What number of lines hold the word "time"? State that number and nothing besides.

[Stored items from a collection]
══════════

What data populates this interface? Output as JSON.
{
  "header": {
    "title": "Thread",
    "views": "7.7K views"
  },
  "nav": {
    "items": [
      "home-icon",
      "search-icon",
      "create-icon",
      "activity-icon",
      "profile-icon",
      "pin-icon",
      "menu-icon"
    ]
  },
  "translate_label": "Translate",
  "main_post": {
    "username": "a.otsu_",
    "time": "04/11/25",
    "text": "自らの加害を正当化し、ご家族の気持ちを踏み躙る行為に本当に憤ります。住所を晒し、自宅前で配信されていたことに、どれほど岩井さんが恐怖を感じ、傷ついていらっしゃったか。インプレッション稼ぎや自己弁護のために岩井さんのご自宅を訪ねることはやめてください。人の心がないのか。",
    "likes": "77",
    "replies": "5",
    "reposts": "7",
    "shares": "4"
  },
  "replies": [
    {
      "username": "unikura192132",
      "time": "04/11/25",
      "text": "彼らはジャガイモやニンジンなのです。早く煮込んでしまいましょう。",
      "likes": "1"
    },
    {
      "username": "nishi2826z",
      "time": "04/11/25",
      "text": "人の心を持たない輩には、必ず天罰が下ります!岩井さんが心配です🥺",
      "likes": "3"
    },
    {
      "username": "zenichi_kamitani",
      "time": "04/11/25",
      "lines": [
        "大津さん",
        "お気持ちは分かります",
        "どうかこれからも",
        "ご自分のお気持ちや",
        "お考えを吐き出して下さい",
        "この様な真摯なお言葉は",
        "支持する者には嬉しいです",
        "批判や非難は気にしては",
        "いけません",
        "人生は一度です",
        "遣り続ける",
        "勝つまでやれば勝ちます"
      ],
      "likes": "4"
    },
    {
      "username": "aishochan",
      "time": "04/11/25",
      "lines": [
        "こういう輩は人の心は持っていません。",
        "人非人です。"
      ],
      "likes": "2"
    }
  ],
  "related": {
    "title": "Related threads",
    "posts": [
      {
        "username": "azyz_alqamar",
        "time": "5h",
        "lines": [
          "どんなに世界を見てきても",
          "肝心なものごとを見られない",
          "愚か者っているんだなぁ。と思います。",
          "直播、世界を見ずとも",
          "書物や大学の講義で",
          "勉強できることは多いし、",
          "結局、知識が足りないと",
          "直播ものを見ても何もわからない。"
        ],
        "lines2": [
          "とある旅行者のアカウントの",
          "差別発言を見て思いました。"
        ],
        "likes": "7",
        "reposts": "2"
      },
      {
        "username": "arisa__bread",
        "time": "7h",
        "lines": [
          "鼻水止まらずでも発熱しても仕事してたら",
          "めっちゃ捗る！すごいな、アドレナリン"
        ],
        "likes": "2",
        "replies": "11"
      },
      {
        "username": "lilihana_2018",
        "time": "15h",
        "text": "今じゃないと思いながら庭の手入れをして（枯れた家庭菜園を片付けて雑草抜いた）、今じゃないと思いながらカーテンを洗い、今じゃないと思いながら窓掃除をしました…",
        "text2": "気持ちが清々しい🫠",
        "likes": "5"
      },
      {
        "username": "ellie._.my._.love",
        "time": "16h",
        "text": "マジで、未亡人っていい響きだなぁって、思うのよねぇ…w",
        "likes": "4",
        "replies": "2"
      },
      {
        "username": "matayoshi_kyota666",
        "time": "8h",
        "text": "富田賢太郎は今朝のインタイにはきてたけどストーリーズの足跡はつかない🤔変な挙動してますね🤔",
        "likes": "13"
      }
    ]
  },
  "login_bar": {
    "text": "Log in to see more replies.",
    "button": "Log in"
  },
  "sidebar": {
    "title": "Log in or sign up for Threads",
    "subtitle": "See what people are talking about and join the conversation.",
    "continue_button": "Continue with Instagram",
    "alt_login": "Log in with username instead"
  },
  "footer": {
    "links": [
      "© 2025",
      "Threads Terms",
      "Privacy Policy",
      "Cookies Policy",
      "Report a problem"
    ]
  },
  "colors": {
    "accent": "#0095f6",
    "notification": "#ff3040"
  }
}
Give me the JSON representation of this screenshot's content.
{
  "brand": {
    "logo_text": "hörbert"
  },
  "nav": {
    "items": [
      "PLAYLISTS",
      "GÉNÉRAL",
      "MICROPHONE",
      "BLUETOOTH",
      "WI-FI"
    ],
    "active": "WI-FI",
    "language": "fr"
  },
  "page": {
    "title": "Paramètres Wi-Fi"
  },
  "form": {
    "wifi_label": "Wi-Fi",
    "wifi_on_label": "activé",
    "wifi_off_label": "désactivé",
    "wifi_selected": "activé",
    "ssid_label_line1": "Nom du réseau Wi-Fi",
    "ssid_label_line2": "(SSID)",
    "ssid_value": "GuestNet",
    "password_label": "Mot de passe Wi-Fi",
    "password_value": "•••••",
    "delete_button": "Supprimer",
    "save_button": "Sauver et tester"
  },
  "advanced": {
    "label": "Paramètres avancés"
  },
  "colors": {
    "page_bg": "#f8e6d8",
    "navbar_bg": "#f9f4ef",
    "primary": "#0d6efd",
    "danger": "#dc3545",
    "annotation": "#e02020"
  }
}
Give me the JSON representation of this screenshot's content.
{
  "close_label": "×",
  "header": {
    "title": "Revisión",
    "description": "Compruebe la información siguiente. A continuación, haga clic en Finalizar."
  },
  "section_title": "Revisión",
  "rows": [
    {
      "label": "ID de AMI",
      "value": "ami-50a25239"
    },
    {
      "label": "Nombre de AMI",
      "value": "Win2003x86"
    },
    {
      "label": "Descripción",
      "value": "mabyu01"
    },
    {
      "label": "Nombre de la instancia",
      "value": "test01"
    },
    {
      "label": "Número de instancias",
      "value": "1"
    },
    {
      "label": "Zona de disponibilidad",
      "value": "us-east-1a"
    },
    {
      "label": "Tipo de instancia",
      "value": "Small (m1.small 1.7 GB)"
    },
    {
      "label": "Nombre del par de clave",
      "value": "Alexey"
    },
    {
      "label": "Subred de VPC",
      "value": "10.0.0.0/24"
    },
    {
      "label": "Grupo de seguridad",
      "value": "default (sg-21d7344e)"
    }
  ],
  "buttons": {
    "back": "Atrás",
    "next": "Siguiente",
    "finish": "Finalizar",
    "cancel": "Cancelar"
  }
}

══════════

- Answer for the task
10